- OBJECTIVE: Report, word for word, every line of the material that contains "text".

- RECORDS FOR THE EXERCISE:
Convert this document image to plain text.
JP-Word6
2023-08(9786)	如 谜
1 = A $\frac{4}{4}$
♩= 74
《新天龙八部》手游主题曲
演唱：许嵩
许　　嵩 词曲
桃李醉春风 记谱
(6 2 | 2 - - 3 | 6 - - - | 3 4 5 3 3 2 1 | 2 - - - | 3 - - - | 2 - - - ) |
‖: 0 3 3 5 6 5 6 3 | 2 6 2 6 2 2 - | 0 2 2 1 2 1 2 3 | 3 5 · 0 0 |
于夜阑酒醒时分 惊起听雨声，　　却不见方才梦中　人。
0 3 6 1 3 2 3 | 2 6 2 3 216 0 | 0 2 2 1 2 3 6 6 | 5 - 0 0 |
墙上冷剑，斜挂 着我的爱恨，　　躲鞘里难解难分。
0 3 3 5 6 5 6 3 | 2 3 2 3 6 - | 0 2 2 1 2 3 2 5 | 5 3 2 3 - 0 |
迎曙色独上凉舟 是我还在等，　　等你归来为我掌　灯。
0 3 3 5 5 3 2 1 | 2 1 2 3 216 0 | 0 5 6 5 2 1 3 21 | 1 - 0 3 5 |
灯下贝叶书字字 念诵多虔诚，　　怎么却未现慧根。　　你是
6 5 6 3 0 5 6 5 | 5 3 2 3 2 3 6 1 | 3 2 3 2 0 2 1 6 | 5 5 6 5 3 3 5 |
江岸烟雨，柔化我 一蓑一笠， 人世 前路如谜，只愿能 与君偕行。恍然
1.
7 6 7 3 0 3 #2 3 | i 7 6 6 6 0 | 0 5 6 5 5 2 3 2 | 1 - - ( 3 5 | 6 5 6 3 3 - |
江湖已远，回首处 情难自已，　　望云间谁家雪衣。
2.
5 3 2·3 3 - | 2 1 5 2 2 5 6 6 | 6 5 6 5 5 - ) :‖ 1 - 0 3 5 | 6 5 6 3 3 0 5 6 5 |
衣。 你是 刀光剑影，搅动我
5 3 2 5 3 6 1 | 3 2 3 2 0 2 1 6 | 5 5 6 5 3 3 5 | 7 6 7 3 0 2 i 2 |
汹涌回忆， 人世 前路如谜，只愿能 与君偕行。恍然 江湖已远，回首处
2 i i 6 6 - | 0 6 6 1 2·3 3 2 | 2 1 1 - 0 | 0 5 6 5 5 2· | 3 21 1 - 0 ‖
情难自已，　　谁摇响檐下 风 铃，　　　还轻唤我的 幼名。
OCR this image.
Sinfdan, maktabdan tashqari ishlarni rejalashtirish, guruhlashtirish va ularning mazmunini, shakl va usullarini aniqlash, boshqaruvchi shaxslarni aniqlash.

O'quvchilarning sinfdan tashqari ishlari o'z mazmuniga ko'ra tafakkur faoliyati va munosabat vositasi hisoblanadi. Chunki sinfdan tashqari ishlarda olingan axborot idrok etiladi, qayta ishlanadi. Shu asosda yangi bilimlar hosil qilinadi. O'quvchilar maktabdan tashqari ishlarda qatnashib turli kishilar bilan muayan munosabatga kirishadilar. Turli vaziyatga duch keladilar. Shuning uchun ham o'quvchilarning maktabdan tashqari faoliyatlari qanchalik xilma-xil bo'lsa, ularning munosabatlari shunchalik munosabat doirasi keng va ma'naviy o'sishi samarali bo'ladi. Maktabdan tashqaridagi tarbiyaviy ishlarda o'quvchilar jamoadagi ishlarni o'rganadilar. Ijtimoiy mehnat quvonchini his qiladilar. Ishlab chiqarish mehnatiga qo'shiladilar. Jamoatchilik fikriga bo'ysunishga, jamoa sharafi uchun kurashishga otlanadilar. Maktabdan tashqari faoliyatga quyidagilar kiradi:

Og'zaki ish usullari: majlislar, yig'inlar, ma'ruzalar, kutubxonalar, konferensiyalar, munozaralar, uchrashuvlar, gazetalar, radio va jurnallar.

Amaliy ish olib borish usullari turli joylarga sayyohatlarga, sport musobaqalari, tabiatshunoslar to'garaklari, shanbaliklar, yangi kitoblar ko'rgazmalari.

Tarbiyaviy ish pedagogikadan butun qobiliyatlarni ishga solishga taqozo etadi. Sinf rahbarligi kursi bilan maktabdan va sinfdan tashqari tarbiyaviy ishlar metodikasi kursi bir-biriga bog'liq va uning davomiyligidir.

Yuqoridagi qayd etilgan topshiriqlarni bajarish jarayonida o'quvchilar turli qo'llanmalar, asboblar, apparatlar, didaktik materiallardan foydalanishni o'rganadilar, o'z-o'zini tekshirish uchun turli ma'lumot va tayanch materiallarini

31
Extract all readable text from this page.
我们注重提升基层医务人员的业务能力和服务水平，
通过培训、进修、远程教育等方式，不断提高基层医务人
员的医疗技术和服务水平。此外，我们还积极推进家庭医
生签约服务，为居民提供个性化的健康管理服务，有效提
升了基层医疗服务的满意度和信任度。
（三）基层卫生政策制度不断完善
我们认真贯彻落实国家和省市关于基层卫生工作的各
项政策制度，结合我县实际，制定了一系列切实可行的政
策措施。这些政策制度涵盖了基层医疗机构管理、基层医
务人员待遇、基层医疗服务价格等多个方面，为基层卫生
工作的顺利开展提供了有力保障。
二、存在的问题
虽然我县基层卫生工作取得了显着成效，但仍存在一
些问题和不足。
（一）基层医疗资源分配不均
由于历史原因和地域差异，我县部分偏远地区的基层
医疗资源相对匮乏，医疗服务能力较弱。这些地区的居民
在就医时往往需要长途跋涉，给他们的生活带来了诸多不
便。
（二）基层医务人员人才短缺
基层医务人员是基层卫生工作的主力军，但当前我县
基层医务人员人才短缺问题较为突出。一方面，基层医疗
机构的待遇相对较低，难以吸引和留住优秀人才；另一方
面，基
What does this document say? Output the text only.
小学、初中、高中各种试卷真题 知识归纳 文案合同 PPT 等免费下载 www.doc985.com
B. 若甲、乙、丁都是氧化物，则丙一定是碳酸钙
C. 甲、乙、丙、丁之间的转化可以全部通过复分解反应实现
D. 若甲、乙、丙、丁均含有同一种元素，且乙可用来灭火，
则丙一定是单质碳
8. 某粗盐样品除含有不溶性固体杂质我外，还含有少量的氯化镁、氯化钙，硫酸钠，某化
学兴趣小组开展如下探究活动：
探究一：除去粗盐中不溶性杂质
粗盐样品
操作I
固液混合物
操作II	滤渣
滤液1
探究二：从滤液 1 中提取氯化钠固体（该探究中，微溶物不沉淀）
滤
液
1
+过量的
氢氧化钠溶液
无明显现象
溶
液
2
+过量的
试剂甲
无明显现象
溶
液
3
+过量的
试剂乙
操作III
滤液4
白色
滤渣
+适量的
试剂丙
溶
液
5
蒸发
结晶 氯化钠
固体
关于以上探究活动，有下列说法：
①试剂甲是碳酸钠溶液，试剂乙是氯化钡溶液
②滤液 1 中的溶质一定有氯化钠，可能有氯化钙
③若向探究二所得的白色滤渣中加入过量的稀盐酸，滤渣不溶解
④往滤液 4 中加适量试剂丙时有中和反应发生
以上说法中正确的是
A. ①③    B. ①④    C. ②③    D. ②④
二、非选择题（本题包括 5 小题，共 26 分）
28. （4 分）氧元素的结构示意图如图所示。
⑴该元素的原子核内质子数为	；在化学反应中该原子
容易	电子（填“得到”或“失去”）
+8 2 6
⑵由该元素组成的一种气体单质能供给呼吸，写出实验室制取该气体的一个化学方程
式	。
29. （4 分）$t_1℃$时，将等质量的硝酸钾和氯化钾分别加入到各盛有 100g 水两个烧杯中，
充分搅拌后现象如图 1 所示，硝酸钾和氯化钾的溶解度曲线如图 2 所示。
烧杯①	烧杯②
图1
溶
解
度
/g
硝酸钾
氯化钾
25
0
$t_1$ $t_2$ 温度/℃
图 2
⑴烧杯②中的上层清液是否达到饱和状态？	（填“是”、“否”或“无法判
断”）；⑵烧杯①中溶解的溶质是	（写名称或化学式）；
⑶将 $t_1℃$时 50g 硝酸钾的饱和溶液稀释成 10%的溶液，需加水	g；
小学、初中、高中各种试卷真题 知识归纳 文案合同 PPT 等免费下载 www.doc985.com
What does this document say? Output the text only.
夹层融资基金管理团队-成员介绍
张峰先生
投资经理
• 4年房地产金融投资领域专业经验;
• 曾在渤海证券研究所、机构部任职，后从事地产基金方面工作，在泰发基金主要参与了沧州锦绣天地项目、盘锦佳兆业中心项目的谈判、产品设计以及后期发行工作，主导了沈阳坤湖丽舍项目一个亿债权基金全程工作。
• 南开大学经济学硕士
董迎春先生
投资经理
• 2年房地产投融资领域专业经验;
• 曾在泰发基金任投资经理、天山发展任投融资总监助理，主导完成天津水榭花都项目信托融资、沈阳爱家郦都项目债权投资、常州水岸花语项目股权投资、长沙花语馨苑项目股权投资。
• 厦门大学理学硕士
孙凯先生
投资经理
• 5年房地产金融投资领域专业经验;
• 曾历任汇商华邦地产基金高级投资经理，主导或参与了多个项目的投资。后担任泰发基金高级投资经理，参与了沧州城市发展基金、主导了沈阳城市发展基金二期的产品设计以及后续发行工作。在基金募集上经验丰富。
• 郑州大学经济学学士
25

- ANSWER FOR THE TASK:
Convert this document image to plain text.
Extract all readable text from this page.
What does this document say? Output the text only.
What does this document say? Output the text only.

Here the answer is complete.